### DIRECTIVE
Would you set down every entry shown below, precisely as written?

### ENTRIES
● ● ●
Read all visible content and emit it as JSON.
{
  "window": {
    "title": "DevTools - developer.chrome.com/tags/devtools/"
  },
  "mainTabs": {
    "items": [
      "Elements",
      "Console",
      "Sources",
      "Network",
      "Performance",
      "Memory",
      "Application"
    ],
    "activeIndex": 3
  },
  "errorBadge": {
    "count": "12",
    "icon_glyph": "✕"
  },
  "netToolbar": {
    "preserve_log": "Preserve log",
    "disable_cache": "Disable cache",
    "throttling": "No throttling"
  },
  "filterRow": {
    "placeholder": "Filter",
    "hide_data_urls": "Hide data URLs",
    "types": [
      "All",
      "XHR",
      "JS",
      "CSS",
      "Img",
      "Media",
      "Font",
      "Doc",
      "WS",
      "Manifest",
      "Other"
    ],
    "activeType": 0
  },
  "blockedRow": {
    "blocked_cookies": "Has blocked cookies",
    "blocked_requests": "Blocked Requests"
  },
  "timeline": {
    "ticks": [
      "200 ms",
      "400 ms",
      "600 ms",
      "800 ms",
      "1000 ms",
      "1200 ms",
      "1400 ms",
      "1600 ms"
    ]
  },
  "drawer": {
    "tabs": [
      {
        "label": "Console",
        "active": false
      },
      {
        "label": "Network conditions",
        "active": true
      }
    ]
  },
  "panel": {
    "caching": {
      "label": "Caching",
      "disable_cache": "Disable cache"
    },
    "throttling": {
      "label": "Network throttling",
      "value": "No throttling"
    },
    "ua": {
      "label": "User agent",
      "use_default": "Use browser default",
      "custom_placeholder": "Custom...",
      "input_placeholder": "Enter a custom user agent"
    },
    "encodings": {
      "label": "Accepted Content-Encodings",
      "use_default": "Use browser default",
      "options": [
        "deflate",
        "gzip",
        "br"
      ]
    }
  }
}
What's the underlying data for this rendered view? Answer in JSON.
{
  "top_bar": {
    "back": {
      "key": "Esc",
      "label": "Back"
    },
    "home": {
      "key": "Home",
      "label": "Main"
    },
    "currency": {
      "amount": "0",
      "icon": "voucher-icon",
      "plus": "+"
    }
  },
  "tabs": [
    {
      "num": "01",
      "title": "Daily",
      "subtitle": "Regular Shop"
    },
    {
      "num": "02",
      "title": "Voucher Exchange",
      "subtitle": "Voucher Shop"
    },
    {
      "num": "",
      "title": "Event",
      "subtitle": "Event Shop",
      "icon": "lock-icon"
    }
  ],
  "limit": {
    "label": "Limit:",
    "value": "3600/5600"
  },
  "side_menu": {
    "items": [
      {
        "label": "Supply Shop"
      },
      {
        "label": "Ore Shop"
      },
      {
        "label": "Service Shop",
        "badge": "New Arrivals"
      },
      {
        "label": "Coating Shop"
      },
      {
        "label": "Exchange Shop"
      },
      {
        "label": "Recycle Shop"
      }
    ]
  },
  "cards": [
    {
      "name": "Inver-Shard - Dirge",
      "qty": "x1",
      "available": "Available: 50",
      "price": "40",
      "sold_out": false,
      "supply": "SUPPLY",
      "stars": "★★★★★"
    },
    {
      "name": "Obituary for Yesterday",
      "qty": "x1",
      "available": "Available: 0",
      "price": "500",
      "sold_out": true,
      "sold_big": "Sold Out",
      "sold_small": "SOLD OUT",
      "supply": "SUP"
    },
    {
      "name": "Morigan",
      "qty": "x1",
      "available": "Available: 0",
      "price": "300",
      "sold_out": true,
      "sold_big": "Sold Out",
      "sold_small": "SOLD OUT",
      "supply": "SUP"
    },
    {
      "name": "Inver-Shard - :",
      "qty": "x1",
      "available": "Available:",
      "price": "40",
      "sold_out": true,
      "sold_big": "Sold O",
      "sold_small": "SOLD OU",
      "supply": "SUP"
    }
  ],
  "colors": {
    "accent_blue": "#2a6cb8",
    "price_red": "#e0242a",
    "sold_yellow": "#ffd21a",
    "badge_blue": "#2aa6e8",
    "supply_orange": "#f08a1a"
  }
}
● ● ●
### SOLUTION FOR THIS PROBLEM
Read all visible content and emit it as JSON.
{
  "window": {
    "title": "DevTools - developer.chrome.com/tags/devtools/"
  },
  "mainTabs": {
    "items": [
      "Elements",
      "Console",
      "Sources",
      "Network",
      "Performance",
      "Memory",
      "Application"
    ],
    "activeIndex": 3
  },
  "errorBadge": {
    "count": "12",
    "icon_glyph": "✕"
  },
  "netToolbar": {
    "preserve_log": "Preserve log",
    "disable_cache": "Disable cache",
    "throttling": "No throttling"
  },
  "filterRow": {
    "placeholder": "Filter",
    "hide_data_urls": "Hide data URLs",
    "types": [
      "All",
      "XHR",
      "JS",
      "CSS",
      "Img",
      "Media",
      "Font",
      "Doc",
      "WS",
      "Manifest",
      "Other"
    ],
    "activeType": 0
  },
  "blockedRow": {
    "blocked_cookies": "Has blocked cookies",
    "blocked_requests": "Blocked Requests"
  },
  "timeline": {
    "ticks": [
      "200 ms",
      "400 ms",
      "600 ms",
      "800 ms",
      "1000 ms",
      "1200 ms",
      "1400 ms",
      "1600 ms"
    ]
  },
  "drawer": {
    "tabs": [
      {
        "label": "Console",
        "active": false
      },
      {
        "label": "Network conditions",
        "active": true
      }
    ]
  },
  "panel": {
    "caching": {
      "label": "Caching",
      "disable_cache": "Disable cache"
    },
    "throttling": {
      "label": "Network throttling",
      "value": "No throttling"
    },
    "ua": {
      "label": "User agent",
      "use_default": "Use browser default",
      "custom_placeholder": "Custom...",
      "input_placeholder": "Enter a custom user agent"
    },
    "encodings": {
      "label": "Accepted Content-Encodings",
      "use_default": "Use browser default",
      "options": [
        "deflate",
        "gzip",
        "br"
      ]
    }
  }
}
What's the underlying data for this rendered view? Answer in JSON.
{
  "top_bar": {
    "back": {
      "key": "Esc",
      "label": "Back"
    },
    "home": {
      "key": "Home",
      "label": "Main"
    },
    "currency": {
      "amount": "0",
      "icon": "voucher-icon",
      "plus": "+"
    }
  },
  "tabs": [
    {
      "num": "01",
      "title": "Daily",
      "subtitle": "Regular Shop"
    },
    {
      "num": "02",
      "title": "Voucher Exchange",
      "subtitle": "Voucher Shop"
    },
    {
      "num": "",
      "title": "Event",
      "subtitle": "Event Shop",
      "icon": "lock-icon"
    }
  ],
  "limit": {
    "label": "Limit:",
    "value": "3600/5600"
  },
  "side_menu": {
    "items": [
      {
        "label": "Supply Shop"
      },
      {
        "label": "Ore Shop"
      },
      {
        "label": "Service Shop",
        "badge": "New Arrivals"
      },
      {
        "label": "Coating Shop"
      },
      {
        "label": "Exchange Shop"
      },
      {
        "label": "Recycle Shop"
      }
    ]
  },
  "cards": [
    {
      "name": "Inver-Shard - Dirge",
      "qty": "x1",
      "available": "Available: 50",
      "price": "40",
      "sold_out": false,
      "supply": "SUPPLY",
      "stars": "★★★★★"
    },
    {
      "name": "Obituary for Yesterday",
      "qty": "x1",
      "available": "Available: 0",
      "price": "500",
      "sold_out": true,
      "sold_big": "Sold Out",
      "sold_small": "SOLD OUT",
      "supply": "SUP"
    },
    {
      "name": "Morigan",
      "qty": "x1",
      "available": "Available: 0",
      "price": "300",
      "sold_out": true,
      "sold_big": "Sold Out",
      "sold_small": "SOLD OUT",
      "supply": "SUP"
    },
    {
      "name": "Inver-Shard - :",
      "qty": "x1",
      "available": "Available:",
      "price": "40",
      "sold_out": true,
      "sold_big": "Sold O",
      "sold_small": "SOLD OU",
      "supply": "SUP"
    }
  ],
  "colors": {
    "accent_blue": "#2a6cb8",
    "price_red": "#e0242a",
    "sold_yellow": "#ffd21a",
    "badge_blue": "#2aa6e8",
    "supply_orange": "#f08a1a"
  }
}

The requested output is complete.